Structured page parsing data
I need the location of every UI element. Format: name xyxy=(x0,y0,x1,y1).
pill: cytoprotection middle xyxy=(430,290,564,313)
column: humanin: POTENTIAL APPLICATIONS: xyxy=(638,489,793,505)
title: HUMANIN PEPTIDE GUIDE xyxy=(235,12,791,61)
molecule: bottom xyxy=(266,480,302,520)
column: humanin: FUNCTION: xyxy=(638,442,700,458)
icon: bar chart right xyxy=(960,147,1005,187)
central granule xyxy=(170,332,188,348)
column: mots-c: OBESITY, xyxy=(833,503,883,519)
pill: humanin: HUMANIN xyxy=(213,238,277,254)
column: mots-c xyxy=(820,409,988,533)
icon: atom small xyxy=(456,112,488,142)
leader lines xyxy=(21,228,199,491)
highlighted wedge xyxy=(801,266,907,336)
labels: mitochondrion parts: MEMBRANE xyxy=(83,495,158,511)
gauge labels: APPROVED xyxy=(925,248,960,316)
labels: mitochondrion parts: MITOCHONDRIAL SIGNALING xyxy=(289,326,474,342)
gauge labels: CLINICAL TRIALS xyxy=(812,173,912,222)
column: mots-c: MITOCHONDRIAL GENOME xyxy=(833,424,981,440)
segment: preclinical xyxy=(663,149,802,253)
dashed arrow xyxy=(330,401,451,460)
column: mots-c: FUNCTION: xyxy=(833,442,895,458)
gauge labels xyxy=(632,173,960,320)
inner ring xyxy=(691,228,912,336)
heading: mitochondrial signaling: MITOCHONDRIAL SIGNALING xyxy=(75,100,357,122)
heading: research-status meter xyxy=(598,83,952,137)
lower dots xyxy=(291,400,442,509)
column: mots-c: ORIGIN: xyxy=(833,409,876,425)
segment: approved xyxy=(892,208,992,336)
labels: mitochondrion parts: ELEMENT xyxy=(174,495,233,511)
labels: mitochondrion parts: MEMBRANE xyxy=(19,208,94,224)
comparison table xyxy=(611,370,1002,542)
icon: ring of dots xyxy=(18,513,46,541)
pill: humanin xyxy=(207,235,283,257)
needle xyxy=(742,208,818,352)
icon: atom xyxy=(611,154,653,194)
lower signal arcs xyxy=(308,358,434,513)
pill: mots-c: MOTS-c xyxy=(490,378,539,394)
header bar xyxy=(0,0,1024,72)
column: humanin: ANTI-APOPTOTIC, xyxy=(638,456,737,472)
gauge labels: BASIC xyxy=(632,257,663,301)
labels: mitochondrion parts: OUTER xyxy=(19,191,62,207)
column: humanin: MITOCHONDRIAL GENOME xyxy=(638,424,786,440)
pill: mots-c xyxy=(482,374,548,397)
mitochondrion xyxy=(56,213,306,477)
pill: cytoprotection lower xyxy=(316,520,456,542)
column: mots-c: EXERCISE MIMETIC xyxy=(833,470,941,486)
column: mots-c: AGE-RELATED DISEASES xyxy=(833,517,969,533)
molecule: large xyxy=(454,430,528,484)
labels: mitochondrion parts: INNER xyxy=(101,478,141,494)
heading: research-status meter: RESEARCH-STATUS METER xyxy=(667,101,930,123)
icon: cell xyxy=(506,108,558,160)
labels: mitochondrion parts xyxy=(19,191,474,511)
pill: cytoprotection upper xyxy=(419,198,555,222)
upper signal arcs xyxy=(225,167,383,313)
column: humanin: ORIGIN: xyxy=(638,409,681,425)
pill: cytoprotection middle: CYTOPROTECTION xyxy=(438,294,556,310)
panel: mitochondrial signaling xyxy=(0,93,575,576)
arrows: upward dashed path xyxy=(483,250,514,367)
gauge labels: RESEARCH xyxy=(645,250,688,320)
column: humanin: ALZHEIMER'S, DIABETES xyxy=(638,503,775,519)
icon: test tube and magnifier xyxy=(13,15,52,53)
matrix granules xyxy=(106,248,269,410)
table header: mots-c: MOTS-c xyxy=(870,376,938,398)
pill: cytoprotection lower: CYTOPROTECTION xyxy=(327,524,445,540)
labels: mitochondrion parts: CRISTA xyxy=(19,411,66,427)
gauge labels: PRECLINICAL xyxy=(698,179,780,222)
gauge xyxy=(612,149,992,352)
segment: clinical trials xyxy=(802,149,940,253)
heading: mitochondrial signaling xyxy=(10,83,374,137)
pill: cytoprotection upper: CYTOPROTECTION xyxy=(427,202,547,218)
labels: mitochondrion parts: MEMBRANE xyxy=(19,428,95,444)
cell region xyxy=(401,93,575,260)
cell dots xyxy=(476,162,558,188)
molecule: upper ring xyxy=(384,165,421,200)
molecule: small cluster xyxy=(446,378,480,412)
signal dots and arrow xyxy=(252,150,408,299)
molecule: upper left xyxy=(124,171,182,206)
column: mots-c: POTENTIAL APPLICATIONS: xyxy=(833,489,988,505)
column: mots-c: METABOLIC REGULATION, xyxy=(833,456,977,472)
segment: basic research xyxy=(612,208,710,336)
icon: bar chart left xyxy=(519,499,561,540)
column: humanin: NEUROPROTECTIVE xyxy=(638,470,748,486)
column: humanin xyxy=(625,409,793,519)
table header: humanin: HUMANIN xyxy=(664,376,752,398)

(EXERCISE REQUIREMENTS):
Look over the data above and show each line that contains "small".

(TASK ANSWER):
icon: atom small xyxy=(456,112,488,142)
molecule: small cluster xyxy=(446,378,480,412)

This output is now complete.